DOCUMENT PASSAGE —
AT&T will need more spectrum in short order even if regulators approve the deal, Marsh warned. “It is not a permanent solution,” she said. “While it unlocks significant additional capacity in the assets that we have already … it does not create any new spectrum.” Most forecasts “indicate that the spectrum that’s currently available to the wireless industry is simply not sufficient for the types of volumes that we expect to see down the road, say 2015, going forward,” she said.
Marsh said the filing shows that the transaction will not mean an end to wireless competition. “It’s absolutely inaccurate to say this is a duopoly,” she said. “Our showing today will demonstrate the market is fiercely competitive today and will remain fiercely competitive.” The merger also won’t necessarily lead to layoffs, she stressed. “In prior acquisitions, AT&T has always dealt with personnel issues through natural attrition,” she said. “You can look at our record on this.”
AT&T’s filing stresses the level of competition in the market. Sprint “has reversed its earlier setbacks, added nearly 1.8 million net subscribers in 2010,” the filing said. MetroPCS and Leap “have signed a long-term mutual roaming agreement, offer nationwide service plans, and now sell service in markets covering more than 200 million Americans.” Clearwire “is the nation’s largest holder of spectrum” and LightSquared is “a spectrum-rich and well-capitalized wireless entrant” that “plans to deploy a 4G LTE network covering 100 million people by the end of 2012 and 260 million by the end of 2015."
The filing provides extensive details on how combining AT&T and T-Mobile, two GSM carriers, would allow more efficient use of spectrum. For example, AT&T will be able to integrate many existing T-Mobile cell sites into its network. “Upon network integration, the combined company can conduct instant ‘cell splits,’ effectively doubling the amount of traffic that can be carried over the same amount of spectrum in the area served by the original site,” the filing said. A merger would allow the “repurposing” of redundant control channels, used to transmit commands on the network, freeing up 4.8 to 10 MHz in many markets, the filing said. It would also allow the two networks to group their respective channels into larger pools, AT&T argues: “If a provider doubles the number of radio channels in a pool, it can serve significantly more than double the amount of customer traffic from that pool with the same statistical likelihood of network availability."
Sprint Nextel repeated on a call with reporters on Thursday many of its Wednesday criticisms of the deal.
"AT&T has chosen the marketing slogan ‘Mobilize Everything’ to sell this competition-killing deal, but it’s clear their real goal is to ‘Monopolize Everything,'” said Free Press Research Director Derek Turner. Public Knowledge President Gigi Sohn predicted AT&T will spend millions to win support for the deal and hire “battalions” of lobbyists. “All of that effort and all of that money cannot disguise the simple, fundamental fact that AT&T in this one transaction will fundamentally reshape the wireless industry in ways that will hurt consumers, raising prices, restricting innovation and limiting choice,” Sohn said. “The plain fact is that every one of the benefits AT&T promised to achieve can be accomplished without this merger."
"After carefully reviewing a post-merger AT&T and the impact that the increased spectrum holdings of such an already enormous entity would have on the mobile wireless marketplace, RTG has concluded that no merger-specific conditions would be sufficient to balance out the harms resulting from the proposed acquisition,” the Rural Telecommunications Group said.

WHAT IS NEEDED —
Decide whether each statement agrees with the passage on the AT&T and T-Mobile merger, answering yes or no and quoting the words of the passage that settle it.
1. Marsh said the deal creates new spectrum.
2. According to the filing, Sprint added nearly 1.8 million net subscribers in 2010.
3. According to the filing, repurposing redundant control channels would free up 4.8 to 10 MHz in many markets.
Nothing in the records is needed for the work here.

LISTED RECORDS —
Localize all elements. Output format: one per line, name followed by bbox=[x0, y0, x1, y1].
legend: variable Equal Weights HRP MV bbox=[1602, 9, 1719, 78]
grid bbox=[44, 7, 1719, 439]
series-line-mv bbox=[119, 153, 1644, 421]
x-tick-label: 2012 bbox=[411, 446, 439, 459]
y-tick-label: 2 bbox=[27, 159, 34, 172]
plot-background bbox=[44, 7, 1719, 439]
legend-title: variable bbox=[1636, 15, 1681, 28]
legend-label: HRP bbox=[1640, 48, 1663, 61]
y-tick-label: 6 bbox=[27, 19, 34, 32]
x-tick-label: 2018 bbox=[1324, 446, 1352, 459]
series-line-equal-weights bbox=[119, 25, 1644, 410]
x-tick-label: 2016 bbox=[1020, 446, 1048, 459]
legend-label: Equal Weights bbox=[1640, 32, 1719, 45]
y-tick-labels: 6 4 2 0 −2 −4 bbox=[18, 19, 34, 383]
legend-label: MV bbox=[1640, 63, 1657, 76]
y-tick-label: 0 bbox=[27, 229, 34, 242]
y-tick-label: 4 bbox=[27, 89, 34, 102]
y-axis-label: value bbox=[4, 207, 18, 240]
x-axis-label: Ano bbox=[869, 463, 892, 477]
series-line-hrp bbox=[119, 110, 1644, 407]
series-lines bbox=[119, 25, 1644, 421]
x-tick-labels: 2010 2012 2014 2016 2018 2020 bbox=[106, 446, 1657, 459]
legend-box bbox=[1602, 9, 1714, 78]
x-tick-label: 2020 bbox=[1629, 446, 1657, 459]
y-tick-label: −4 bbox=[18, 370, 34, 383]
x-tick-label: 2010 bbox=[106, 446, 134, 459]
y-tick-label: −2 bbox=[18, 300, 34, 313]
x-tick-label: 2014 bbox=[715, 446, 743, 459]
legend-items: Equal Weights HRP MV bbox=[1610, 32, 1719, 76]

ANSWER BOX —
1. No: "it does not create any new spectrum."
2. Yes: "added nearly 1.8 million net subscribers in 2010"
3. Yes: "freeing up 4.8 to 10 MHz in many markets"